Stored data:
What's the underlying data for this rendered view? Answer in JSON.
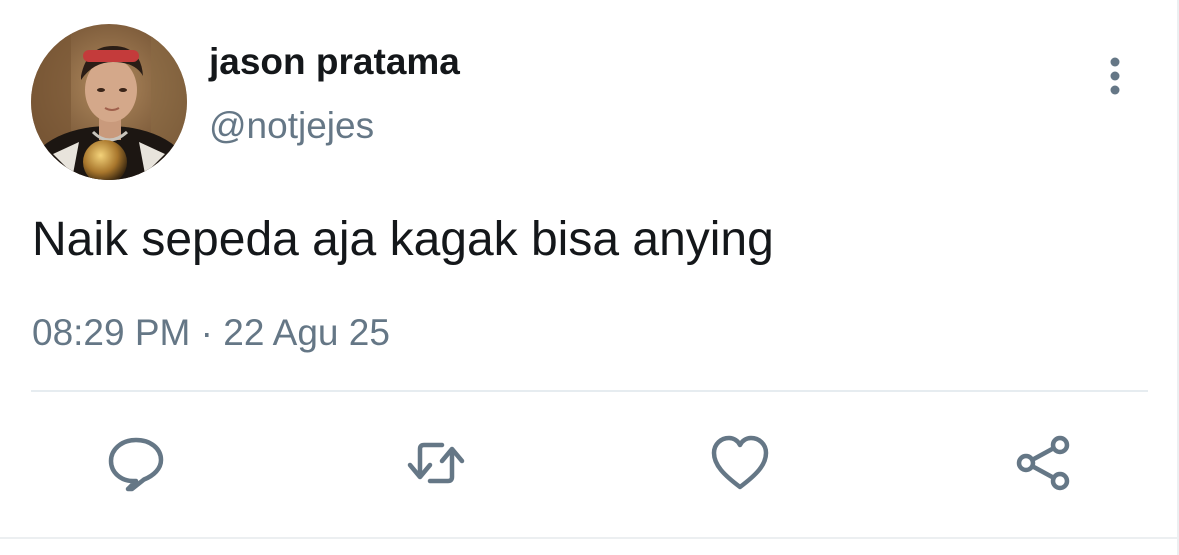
{
  "tweet": {
    "display_name": "jason pratama",
    "handle": "@notjejes",
    "text": "Naik sepeda aja kagak bisa anying",
    "time": "08:29 PM",
    "separator": "·",
    "date": "22 Agu 25"
  },
  "icons": {
    "more": "vertical-ellipsis-icon",
    "reply": "comment-bubble-icon",
    "retweet": "retweet-icon",
    "like": "heart-icon",
    "share": "share-icon"
  },
  "colors": {
    "text_primary": "#14171a",
    "text_secondary": "#657786",
    "icon": "#657786",
    "divider": "#e6ecf0",
    "background": "#ffffff"
  }
}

Instructions for the task:
All of the entries need to be transcribed word for word; pictures are left out.

Exercise output:
What's the underlying data for this rendered view? Answer in JSON.
{
  "tweet": {
    "display_name": "jason pratama",
    "handle": "@notjejes",
    "text": "Naik sepeda aja kagak bisa anying",
    "time": "08:29 PM",
    "separator": "·",
    "date": "22 Agu 25"
  },
  "icons": {
    "more": "vertical-ellipsis-icon",
    "reply": "comment-bubble-icon",
    "retweet": "retweet-icon",
    "like": "heart-icon",
    "share": "share-icon"
  },
  "colors": {
    "text_primary": "#14171a",
    "text_secondary": "#657786",
    "icon": "#657786",
    "divider": "#e6ecf0",
    "background": "#ffffff"
  }
}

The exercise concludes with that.